## TASK ITEM
Every line in the records below with the string "name" is to be copied out.

## MATERIAL FOR THIS EXERCISE
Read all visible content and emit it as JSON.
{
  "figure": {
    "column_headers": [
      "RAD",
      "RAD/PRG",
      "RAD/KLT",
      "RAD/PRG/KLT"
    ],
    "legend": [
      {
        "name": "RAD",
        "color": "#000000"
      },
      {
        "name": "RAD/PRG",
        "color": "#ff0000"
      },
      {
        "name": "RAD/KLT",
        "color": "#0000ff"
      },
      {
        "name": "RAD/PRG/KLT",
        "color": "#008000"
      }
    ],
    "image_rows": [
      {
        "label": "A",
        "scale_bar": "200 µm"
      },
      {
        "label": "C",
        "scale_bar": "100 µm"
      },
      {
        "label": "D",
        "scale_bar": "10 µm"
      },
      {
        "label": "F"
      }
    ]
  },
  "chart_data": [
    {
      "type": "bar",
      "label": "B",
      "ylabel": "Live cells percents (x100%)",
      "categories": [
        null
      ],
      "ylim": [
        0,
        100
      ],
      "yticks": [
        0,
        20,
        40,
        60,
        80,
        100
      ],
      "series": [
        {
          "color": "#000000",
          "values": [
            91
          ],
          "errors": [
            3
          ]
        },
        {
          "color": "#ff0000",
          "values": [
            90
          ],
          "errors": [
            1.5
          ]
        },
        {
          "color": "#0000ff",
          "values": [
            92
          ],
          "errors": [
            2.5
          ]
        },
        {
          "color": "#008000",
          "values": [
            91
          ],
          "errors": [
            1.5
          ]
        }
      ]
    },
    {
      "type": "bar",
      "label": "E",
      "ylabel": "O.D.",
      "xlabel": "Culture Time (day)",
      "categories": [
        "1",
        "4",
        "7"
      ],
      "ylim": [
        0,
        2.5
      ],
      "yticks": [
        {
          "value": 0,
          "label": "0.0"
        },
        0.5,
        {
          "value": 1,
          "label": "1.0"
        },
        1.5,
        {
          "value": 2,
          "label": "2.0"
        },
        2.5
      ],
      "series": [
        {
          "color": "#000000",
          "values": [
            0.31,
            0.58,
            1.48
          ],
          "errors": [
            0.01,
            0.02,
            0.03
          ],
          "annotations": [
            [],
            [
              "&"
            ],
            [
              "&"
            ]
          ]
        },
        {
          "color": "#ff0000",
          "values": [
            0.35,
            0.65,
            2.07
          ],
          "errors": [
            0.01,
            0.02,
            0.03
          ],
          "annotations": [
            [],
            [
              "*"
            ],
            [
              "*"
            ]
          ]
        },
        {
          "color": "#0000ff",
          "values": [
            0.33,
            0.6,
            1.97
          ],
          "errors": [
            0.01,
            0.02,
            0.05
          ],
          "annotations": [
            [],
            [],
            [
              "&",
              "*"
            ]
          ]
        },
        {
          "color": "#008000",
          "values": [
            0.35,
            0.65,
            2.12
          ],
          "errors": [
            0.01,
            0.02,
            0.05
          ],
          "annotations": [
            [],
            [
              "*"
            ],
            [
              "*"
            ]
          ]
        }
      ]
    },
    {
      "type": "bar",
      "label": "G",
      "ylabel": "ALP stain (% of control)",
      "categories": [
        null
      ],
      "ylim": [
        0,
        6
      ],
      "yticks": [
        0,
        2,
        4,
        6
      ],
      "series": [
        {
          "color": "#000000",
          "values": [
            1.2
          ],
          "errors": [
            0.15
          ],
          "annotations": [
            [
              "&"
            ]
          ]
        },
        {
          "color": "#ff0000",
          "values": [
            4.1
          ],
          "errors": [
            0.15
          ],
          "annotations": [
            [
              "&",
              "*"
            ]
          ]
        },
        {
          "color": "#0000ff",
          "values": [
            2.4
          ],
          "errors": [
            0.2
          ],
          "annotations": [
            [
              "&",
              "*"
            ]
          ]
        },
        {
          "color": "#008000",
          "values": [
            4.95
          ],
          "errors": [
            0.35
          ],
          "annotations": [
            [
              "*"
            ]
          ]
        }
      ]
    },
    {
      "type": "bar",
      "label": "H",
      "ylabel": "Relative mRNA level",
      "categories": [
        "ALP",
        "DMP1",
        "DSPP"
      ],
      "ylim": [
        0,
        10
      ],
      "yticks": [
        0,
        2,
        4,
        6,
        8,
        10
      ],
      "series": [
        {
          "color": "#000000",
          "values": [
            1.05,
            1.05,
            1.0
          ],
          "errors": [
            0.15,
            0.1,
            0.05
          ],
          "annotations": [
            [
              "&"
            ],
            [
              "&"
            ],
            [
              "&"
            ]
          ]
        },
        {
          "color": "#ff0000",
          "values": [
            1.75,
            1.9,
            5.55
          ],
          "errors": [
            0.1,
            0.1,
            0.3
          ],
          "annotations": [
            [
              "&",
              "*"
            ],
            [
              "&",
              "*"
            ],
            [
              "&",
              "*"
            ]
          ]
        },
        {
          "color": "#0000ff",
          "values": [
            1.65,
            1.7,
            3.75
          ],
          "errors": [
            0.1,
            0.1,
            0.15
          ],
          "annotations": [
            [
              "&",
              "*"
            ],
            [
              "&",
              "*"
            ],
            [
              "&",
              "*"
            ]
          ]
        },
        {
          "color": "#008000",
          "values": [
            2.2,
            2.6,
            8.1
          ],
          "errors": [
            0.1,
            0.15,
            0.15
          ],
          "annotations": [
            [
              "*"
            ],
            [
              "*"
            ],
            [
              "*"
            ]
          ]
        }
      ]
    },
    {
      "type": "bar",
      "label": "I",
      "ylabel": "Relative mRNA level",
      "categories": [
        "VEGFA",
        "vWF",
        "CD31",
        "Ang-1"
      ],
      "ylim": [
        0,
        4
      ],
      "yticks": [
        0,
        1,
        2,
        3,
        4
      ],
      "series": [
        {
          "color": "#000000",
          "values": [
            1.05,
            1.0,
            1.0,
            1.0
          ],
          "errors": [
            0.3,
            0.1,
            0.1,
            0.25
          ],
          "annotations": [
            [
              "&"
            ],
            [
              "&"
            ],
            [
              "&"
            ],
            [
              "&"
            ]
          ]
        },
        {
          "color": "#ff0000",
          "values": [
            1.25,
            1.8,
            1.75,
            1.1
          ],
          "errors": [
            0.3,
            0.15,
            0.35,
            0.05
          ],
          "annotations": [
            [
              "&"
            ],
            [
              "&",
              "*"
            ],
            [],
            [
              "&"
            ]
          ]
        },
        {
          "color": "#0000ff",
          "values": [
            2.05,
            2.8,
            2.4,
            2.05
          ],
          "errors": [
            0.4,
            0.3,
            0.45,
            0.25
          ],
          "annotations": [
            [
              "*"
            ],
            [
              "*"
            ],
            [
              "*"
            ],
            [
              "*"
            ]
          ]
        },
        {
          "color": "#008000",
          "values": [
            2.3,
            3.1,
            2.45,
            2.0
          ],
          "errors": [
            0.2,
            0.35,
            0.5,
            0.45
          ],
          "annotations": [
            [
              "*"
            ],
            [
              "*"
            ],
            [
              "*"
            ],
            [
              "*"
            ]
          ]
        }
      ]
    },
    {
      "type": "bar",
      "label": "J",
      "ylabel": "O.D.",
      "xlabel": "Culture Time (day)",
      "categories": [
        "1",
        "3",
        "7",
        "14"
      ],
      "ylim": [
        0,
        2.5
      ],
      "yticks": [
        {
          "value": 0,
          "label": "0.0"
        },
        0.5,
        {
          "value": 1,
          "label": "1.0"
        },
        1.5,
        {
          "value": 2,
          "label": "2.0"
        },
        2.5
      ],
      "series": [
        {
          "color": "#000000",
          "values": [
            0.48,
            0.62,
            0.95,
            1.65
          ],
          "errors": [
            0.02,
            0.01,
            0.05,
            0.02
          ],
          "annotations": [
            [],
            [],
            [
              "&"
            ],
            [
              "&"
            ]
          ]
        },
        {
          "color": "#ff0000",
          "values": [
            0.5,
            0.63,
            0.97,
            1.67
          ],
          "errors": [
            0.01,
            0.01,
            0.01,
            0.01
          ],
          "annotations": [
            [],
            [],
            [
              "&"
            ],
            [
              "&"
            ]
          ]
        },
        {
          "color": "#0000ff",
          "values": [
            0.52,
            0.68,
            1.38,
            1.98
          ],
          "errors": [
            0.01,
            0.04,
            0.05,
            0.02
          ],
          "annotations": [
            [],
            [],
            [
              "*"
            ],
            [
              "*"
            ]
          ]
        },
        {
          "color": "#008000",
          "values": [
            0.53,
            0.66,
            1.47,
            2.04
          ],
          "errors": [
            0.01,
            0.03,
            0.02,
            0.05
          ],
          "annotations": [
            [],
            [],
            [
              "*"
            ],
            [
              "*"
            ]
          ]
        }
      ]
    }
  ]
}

## EXERCISE RESULT
        "name": "RAD",
        "name": "RAD/PRG",
        "name": "RAD/KLT",
        "name": "RAD/PRG/KLT",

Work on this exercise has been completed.